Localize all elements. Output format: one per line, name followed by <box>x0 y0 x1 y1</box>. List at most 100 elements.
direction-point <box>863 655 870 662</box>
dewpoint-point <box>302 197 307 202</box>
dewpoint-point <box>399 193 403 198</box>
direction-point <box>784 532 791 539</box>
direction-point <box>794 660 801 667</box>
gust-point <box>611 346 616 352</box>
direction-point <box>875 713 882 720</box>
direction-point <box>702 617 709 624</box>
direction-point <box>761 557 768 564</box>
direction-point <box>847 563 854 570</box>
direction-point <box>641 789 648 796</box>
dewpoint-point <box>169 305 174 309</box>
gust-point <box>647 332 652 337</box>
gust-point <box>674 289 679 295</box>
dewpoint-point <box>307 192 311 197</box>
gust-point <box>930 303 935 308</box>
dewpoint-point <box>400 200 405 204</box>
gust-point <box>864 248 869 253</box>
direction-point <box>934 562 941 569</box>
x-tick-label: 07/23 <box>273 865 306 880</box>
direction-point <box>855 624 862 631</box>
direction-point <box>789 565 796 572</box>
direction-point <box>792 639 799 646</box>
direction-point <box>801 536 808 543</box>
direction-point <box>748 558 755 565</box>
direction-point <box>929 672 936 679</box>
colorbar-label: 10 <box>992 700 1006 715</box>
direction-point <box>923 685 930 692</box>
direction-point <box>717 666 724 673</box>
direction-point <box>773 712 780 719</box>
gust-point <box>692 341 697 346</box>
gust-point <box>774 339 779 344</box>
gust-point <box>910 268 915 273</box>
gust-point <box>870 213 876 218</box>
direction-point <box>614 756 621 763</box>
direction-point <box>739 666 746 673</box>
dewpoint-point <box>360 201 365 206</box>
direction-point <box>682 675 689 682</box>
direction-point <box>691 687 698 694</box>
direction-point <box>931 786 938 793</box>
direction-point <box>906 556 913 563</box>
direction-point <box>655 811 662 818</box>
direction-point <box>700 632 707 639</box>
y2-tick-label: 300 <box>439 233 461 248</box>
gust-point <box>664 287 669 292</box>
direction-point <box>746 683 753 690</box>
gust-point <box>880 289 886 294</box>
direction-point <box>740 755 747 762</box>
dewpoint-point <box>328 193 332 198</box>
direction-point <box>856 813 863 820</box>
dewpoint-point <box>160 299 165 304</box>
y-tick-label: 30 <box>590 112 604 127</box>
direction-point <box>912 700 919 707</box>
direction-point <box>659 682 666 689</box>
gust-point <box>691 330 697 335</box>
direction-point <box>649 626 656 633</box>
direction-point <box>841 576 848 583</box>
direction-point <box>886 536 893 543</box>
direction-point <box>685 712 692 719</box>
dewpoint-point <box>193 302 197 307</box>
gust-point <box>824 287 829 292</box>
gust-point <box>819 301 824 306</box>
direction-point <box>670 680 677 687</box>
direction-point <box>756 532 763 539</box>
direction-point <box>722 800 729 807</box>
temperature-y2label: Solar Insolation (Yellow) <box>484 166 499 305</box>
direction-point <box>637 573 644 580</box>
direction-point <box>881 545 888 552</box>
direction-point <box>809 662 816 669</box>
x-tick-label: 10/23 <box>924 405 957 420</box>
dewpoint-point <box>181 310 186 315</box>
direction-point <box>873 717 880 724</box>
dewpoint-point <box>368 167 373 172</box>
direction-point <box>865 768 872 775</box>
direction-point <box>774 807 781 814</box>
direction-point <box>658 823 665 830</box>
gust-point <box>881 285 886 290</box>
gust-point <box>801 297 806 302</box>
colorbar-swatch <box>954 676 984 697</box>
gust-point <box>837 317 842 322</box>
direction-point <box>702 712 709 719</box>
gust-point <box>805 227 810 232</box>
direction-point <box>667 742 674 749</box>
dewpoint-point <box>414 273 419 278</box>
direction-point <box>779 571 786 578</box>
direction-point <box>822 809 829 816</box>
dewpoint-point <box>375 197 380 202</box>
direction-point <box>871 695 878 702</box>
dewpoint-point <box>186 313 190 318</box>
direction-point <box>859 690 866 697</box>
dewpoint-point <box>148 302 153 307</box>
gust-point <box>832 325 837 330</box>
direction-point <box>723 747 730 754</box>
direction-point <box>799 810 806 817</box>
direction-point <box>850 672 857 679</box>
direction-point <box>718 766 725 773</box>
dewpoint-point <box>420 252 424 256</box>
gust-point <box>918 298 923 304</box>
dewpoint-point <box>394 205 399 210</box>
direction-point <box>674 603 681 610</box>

* * * * * * *

== WORK INSTRUCTIONS ==
Pull out every line of the data above that contains the string "colorbar", and copy each one.

== FULL SOLUTION ==
colorbar-label: 10 <box>992 700 1006 715</box>
colorbar-swatch <box>954 676 984 697</box>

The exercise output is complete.